Supplied entries

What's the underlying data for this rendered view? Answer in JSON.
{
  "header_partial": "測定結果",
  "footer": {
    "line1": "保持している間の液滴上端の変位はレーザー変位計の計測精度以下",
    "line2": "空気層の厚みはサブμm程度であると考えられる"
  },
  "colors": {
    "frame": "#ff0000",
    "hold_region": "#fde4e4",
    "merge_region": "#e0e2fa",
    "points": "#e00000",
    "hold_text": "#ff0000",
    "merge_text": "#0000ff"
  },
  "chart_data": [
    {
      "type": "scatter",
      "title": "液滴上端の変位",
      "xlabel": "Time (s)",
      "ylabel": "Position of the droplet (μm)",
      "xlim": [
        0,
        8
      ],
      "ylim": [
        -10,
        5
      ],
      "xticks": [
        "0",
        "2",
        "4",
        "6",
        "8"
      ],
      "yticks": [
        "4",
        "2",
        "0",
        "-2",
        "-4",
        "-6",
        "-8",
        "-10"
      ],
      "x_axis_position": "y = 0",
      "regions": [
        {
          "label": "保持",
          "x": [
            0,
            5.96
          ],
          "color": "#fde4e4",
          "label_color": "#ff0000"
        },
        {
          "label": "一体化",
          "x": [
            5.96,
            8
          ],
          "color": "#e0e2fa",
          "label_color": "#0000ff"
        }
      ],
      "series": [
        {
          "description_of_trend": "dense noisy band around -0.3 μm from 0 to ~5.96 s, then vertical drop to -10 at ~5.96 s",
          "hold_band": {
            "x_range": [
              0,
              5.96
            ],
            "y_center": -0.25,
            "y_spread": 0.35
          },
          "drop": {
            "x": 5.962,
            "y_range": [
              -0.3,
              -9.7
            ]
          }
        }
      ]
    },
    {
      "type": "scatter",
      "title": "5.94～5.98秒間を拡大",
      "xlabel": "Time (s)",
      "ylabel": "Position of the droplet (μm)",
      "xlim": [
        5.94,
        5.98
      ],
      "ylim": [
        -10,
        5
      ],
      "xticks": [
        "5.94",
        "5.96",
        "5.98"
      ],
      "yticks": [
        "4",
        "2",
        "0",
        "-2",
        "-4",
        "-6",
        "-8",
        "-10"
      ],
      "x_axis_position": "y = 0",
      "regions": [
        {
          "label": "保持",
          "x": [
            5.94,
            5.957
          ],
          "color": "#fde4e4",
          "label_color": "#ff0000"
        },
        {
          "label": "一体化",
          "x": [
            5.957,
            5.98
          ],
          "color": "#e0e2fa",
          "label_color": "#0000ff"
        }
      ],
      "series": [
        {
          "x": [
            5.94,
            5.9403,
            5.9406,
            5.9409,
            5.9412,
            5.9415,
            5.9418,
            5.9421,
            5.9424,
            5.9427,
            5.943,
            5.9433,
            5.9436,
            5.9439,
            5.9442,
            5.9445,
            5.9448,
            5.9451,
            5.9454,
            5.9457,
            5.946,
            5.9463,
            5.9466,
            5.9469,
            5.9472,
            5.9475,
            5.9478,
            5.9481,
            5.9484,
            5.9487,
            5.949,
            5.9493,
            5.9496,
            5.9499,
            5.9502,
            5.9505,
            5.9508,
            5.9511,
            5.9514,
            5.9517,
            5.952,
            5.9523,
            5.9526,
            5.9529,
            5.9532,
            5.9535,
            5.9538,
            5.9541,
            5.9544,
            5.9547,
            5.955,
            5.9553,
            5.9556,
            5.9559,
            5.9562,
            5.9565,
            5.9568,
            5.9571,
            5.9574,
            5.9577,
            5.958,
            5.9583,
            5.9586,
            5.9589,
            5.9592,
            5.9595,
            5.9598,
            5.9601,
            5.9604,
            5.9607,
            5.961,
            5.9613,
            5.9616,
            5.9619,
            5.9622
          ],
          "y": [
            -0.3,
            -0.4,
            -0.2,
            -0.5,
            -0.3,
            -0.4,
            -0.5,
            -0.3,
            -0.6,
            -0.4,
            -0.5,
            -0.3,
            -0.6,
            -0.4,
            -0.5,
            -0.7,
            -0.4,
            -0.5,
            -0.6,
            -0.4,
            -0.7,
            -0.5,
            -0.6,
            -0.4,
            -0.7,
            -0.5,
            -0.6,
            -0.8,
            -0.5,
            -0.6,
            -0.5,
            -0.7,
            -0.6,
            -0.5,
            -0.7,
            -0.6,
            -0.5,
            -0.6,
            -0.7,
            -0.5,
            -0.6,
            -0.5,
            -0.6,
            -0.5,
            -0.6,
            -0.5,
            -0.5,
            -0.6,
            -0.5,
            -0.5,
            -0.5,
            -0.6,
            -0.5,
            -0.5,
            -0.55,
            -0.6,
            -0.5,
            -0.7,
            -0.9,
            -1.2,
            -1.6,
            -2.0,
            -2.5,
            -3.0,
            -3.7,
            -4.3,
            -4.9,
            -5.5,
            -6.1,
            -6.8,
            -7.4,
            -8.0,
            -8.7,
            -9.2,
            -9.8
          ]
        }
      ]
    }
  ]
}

Problem
Write out all the entries exactly.

Answer to this problem
What's the underlying data for this rendered view? Answer in JSON.
{
  "header_partial": "測定結果",
  "footer": {
    "line1": "保持している間の液滴上端の変位はレーザー変位計の計測精度以下",
    "line2": "空気層の厚みはサブμm程度であると考えられる"
  },
  "colors": {
    "frame": "#ff0000",
    "hold_region": "#fde4e4",
    "merge_region": "#e0e2fa",
    "points": "#e00000",
    "hold_text": "#ff0000",
    "merge_text": "#0000ff"
  },
  "chart_data": [
    {
      "type": "scatter",
      "title": "液滴上端の変位",
      "xlabel": "Time (s)",
      "ylabel": "Position of the droplet (μm)",
      "xlim": [
        0,
        8
      ],
      "ylim": [
        -10,
        5
      ],
      "xticks": [
        "0",
        "2",
        "4",
        "6",
        "8"
      ],
      "yticks": [
        "4",
        "2",
        "0",
        "-2",
        "-4",
        "-6",
        "-8",
        "-10"
      ],
      "x_axis_position": "y = 0",
      "regions": [
        {
          "label": "保持",
          "x": [
            0,
            5.96
          ],
          "color": "#fde4e4",
          "label_color": "#ff0000"
        },
        {
          "label": "一体化",
          "x": [
            5.96,
            8
          ],
          "color": "#e0e2fa",
          "label_color": "#0000ff"
        }
      ],
      "series": [
        {
          "description_of_trend": "dense noisy band around -0.3 μm from 0 to ~5.96 s, then vertical drop to -10 at ~5.96 s",
          "hold_band": {
            "x_range": [
              0,
              5.96
            ],
            "y_center": -0.25,
            "y_spread": 0.35
          },
          "drop": {
            "x": 5.962,
            "y_range": [
              -0.3,
              -9.7
            ]
          }
        }
      ]
    },
    {
      "type": "scatter",
      "title": "5.94～5.98秒間を拡大",
      "xlabel": "Time (s)",
      "ylabel": "Position of the droplet (μm)",
      "xlim": [
        5.94,
        5.98
      ],
      "ylim": [
        -10,
        5
      ],
      "xticks": [
        "5.94",
        "5.96",
        "5.98"
      ],
      "yticks": [
        "4",
        "2",
        "0",
        "-2",
        "-4",
        "-6",
        "-8",
        "-10"
      ],
      "x_axis_position": "y = 0",
      "regions": [
        {
          "label": "保持",
          "x": [
            5.94,
            5.957
          ],
          "color": "#fde4e4",
          "label_color": "#ff0000"
        },
        {
          "label": "一体化",
          "x": [
            5.957,
            5.98
          ],
          "color": "#e0e2fa",
          "label_color": "#0000ff"
        }
      ],
      "series": [
        {
          "x": [
            5.94,
            5.9403,
            5.9406,
            5.9409,
            5.9412,
            5.9415,
            5.9418,
            5.9421,
            5.9424,
            5.9427,
            5.943,
            5.9433,
            5.9436,
            5.9439,
            5.9442,
            5.9445,
            5.9448,
            5.9451,
            5.9454,
            5.9457,
            5.946,
            5.9463,
            5.9466,
            5.9469,
            5.9472,
            5.9475,
            5.9478,
            5.9481,
            5.9484,
            5.9487,
            5.949,
            5.9493,
            5.9496,
            5.9499,
            5.9502,
            5.9505,
            5.9508,
            5.9511,
            5.9514,
            5.9517,
            5.952,
            5.9523,
            5.9526,
            5.9529,
            5.9532,
            5.9535,
            5.9538,
            5.9541,
            5.9544,
            5.9547,
            5.955,
            5.9553,
            5.9556,
            5.9559,
            5.9562,
            5.9565,
            5.9568,
            5.9571,
            5.9574,
            5.9577,
            5.958,
            5.9583,
            5.9586,
            5.9589,
            5.9592,
            5.9595,
            5.9598,
            5.9601,
            5.9604,
            5.9607,
            5.961,
            5.9613,
            5.9616,
            5.9619,
            5.9622
          ],
          "y": [
            -0.3,
            -0.4,
            -0.2,
            -0.5,
            -0.3,
            -0.4,
            -0.5,
            -0.3,
            -0.6,
            -0.4,
            -0.5,
            -0.3,
            -0.6,
            -0.4,
            -0.5,
            -0.7,
            -0.4,
            -0.5,
            -0.6,
            -0.4,
            -0.7,
            -0.5,
            -0.6,
            -0.4,
            -0.7,
            -0.5,
            -0.6,
            -0.8,
            -0.5,
            -0.6,
            -0.5,
            -0.7,
            -0.6,
            -0.5,
            -0.7,
            -0.6,
            -0.5,
            -0.6,
            -0.7,
            -0.5,
            -0.6,
            -0.5,
            -0.6,
            -0.5,
            -0.6,
            -0.5,
            -0.5,
            -0.6,
            -0.5,
            -0.5,
            -0.5,
            -0.6,
            -0.5,
            -0.5,
            -0.55,
            -0.6,
            -0.5,
            -0.7,
            -0.9,
            -1.2,
            -1.6,
            -2.0,
            -2.5,
            -3.0,
            -3.7,
            -4.3,
            -4.9,
            -5.5,
            -6.1,
            -6.8,
            -7.4,
            -8.0,
            -8.7,
            -9.2,
            -9.8
          ]
        }
      ]
    }
  ]
}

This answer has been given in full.